(Figure record extracts)

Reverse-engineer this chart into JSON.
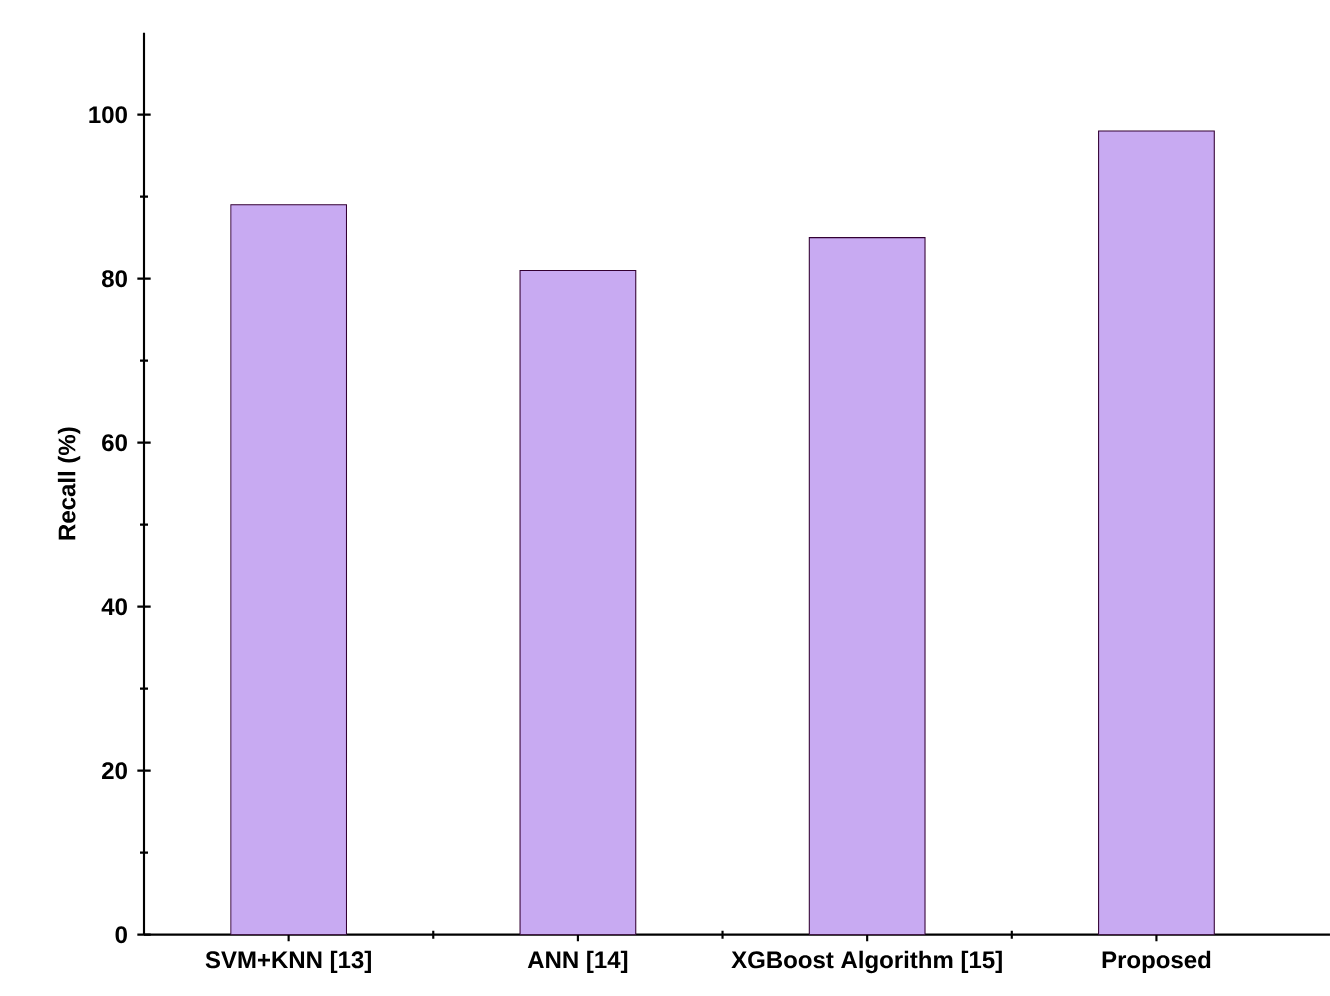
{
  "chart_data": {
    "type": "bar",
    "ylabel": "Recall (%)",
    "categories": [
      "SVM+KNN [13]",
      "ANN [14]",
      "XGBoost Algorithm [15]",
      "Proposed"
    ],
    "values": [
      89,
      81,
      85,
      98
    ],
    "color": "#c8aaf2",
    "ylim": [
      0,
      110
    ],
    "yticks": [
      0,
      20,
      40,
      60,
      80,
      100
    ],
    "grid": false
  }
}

### Goal
Transcribe the records word for word and include no pictures.

### Output for this task
Reverse-engineer this chart into JSON.
{
  "chart_data": {
    "type": "bar",
    "ylabel": "Recall (%)",
    "categories": [
      "SVM+KNN [13]",
      "ANN [14]",
      "XGBoost Algorithm [15]",
      "Proposed"
    ],
    "values": [
      89,
      81,
      85,
      98
    ],
    "color": "#c8aaf2",
    "ylim": [
      0,
      110
    ],
    "yticks": [
      0,
      20,
      40,
      60,
      80,
      100
    ],
    "grid": false
  }
}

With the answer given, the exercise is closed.